◆ **Task data**:
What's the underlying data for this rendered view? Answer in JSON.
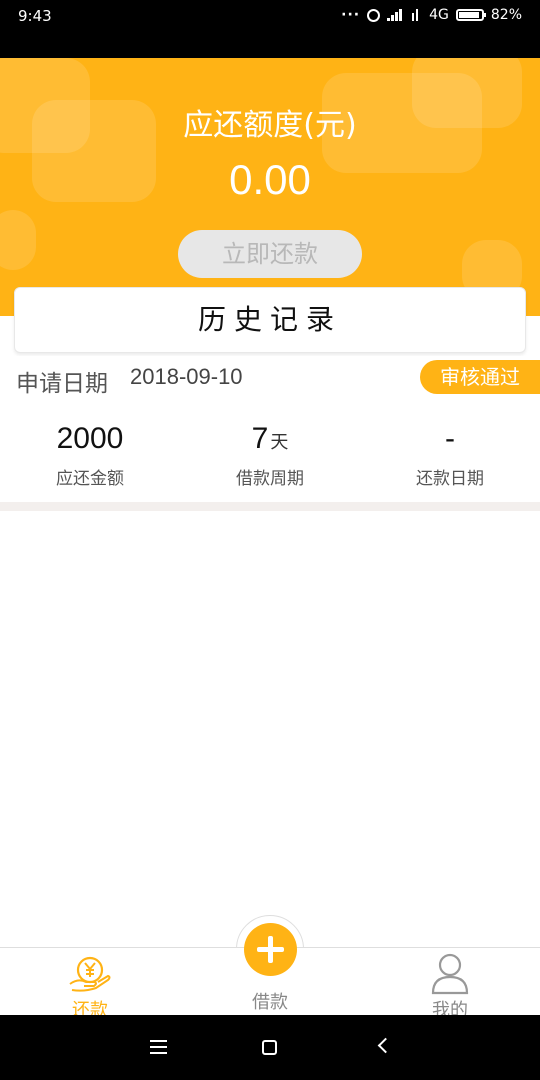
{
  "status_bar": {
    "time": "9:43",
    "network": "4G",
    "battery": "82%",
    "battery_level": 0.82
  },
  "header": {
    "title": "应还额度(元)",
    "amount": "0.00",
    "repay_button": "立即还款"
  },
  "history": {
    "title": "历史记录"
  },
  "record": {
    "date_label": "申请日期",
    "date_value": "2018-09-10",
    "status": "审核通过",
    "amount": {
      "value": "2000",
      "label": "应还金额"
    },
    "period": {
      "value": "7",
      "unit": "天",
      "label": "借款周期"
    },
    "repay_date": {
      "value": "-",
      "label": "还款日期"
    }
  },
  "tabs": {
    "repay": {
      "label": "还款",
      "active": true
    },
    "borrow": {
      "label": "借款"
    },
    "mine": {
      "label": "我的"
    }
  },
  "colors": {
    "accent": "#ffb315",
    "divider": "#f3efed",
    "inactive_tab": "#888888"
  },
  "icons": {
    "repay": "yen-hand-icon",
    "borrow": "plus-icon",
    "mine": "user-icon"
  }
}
---
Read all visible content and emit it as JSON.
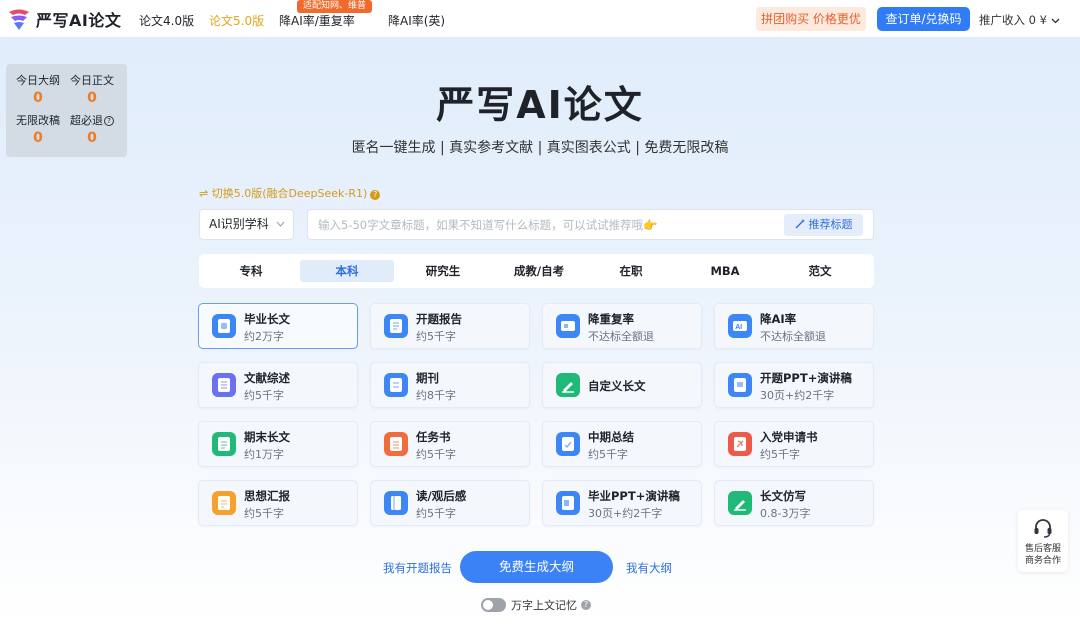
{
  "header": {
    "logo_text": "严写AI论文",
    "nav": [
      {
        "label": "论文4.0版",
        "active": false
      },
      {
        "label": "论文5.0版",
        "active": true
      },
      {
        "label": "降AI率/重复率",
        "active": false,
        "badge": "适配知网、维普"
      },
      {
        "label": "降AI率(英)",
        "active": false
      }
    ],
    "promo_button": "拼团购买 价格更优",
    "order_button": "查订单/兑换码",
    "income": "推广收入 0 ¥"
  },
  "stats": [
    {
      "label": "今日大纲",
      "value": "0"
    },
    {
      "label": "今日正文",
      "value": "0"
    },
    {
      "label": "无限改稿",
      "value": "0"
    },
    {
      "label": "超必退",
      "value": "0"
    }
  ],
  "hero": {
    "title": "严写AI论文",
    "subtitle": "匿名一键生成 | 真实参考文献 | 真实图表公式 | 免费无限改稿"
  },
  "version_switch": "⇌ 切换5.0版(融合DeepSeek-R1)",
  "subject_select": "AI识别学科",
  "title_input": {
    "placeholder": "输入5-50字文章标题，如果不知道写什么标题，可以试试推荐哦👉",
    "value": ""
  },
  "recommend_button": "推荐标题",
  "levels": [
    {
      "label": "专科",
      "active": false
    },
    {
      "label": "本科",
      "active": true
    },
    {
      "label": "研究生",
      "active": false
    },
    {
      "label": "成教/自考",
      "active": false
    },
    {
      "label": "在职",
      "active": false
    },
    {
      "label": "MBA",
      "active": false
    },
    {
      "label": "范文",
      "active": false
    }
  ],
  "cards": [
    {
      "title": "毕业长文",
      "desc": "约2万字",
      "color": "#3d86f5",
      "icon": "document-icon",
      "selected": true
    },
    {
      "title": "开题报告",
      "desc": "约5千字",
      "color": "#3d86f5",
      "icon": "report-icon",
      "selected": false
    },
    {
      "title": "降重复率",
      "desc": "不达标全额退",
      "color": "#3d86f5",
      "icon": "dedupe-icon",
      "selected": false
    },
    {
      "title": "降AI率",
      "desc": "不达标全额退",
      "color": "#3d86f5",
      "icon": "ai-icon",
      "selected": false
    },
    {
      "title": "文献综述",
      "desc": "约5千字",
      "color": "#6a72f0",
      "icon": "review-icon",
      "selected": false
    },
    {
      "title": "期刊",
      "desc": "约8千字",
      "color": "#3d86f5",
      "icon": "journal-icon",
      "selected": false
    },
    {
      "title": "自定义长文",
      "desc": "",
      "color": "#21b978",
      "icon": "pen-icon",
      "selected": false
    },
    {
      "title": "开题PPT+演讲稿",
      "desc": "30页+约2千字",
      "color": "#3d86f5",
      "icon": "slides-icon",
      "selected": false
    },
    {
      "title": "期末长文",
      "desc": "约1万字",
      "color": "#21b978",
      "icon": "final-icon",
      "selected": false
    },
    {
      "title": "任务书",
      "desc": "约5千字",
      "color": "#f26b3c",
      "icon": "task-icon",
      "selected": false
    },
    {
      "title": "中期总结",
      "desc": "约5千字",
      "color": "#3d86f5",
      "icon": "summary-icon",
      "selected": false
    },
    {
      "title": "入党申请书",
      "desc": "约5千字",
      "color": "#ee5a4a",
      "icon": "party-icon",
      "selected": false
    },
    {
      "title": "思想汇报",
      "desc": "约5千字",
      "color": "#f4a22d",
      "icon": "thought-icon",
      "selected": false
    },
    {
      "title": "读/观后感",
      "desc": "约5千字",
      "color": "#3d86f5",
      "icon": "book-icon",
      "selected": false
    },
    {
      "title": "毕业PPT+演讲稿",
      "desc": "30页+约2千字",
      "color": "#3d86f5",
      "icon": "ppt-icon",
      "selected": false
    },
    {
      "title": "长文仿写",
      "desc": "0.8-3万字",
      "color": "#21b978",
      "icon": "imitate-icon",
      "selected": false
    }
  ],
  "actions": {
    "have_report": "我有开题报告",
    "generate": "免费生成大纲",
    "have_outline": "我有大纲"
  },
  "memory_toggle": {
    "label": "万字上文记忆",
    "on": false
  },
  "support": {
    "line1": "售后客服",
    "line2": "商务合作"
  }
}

◆ **Instructions to follow**:
Show every line from the listing above in which the string "降AI率" appears.

◆ **Task output**:
        "label": "降AI率/重复率",
        "label": "降AI率(英)",
      "title": "降AI率",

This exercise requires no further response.